══ LISTED ENTRIES
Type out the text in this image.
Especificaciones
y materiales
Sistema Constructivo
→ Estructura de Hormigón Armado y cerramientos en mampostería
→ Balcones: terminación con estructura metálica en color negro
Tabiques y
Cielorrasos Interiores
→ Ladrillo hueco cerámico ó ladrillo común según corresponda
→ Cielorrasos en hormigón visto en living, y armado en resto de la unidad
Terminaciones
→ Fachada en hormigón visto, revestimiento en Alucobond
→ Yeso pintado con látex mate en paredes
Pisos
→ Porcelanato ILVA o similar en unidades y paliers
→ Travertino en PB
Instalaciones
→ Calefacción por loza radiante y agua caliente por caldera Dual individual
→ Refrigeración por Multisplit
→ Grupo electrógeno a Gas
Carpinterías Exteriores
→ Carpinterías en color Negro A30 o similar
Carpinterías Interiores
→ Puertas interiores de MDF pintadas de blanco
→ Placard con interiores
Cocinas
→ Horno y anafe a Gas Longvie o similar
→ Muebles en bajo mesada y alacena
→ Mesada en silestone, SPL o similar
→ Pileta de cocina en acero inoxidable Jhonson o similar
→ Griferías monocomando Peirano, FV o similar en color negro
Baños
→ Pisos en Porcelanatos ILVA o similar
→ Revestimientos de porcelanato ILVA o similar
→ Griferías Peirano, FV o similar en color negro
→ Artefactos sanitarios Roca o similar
════
_OBJECTIVE_. Find the word "Carpinterías" in the entries, and copy every line it shows up in.

_RIGHT ANSWER_.
Carpinterías Exteriores
→ Carpinterías en color Negro A30 o similar
Carpinterías Interiores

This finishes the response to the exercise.